WORK TO DO> Show each line that has the string "First" in it.
|---|
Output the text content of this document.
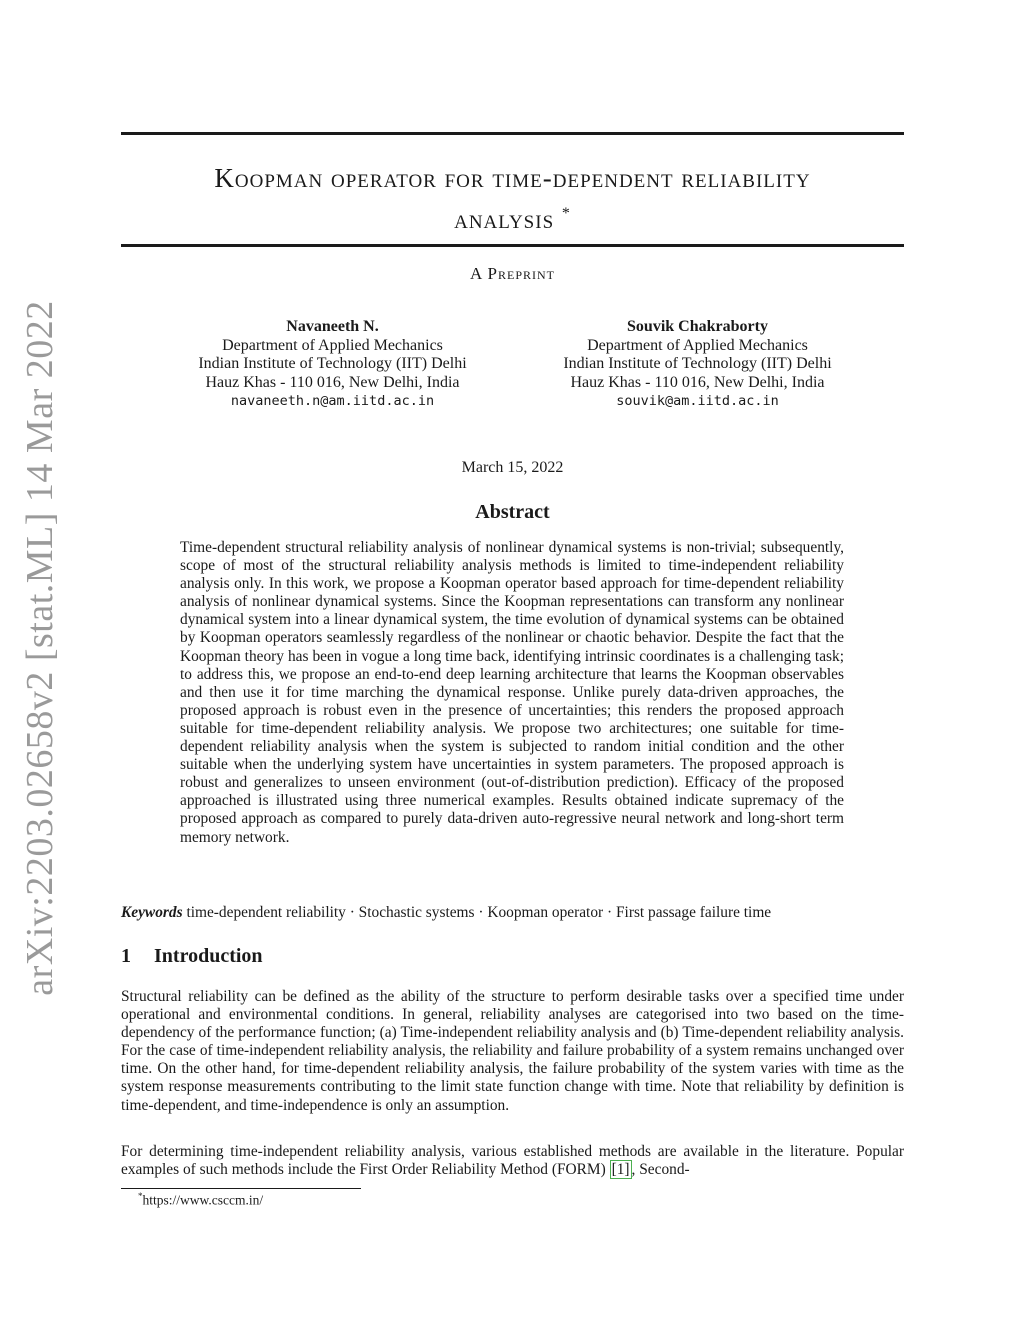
arXiv:2203.02658v2 [stat.ML] 14 Mar 2022
Koopman operator for time-dependent reliability
analysis *
A Preprint
Navaneeth N.
Department of Applied Mechanics
Indian Institute of Technology (IIT) Delhi
Hauz Khas - 110 016, New Delhi, India
navaneeth.n@am.iitd.ac.in
Souvik Chakraborty
Department of Applied Mechanics
Indian Institute of Technology (IIT) Delhi
Hauz Khas - 110 016, New Delhi, India
souvik@am.iitd.ac.in
March 15, 2022
Abstract
Time-dependent structural reliability analysis of nonlinear dynamical systems is non-trivial; subsequently, scope of most of the structural reliability analysis methods is limited to time-independent reliability analysis only. In this work, we propose a Koopman operator based approach for time-dependent reliability analysis of nonlinear dynamical systems. Since the Koopman representations can transform any nonlinear dynamical system into a linear dynamical system, the time evolution of dynamical systems can be obtained by Koopman operators seamlessly regardless of the nonlinear or chaotic behavior. Despite the fact that the Koopman theory has been in vogue a long time back, identifying intrinsic coordinates is a challenging task; to address this, we propose an end-to-end deep learning architecture that learns the Koopman observables and then use it for time marching the dynamical response. Unlike purely data-driven approaches, the proposed approach is robust even in the presence of uncertainties; this renders the proposed approach suitable for time-dependent reliability analysis. We propose two architectures; one suitable for time-dependent reliability analysis when the system is subjected to random initial condition and the other suitable when the underlying system have uncertainties in system parameters. The proposed approach is robust and generalizes to unseen environment (out-of-distribution prediction). Efficacy of the proposed approached is illustrated using three numerical examples. Results obtained indicate supremacy of the proposed approach as compared to purely data-driven auto-regressive neural network and long-short term memory network.
Keywords time-dependent reliability · Stochastic systems · Koopman operator · First passage failure time
1 Introduction
Structural reliability can be defined as the ability of the structure to perform desirable tasks over a specified time under operational and environmental conditions. In general, reliability analyses are categorised into two based on the time-dependency of the performance function; (a) Time-independent reliability analysis and (b) Time-dependent reliability analysis. For the case of time-independent reliability analysis, the reliability and failure probability of a system remains unchanged over time. On the other hand, for time-dependent reliability analysis, the failure probability of the system varies with time as the system response measurements contributing to the limit state function change with time. Note that reliability by definition is time-dependent, and time-independence is only an assumption.
For determining time-independent reliability analysis, various established methods are available in the literature. Popular examples of such methods include the First Order Reliability Method (FORM) [1] , Second-
*https://www.csccm.in/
|---|
RESPONSE>
Keywords time-dependent reliability · Stochastic systems · Koopman operator · First passage failure time
For determining time-independent reliability analysis, various established methods are available in the literature. Popular examples of such methods include the First Order Reliability Method (FORM) [1] , Second-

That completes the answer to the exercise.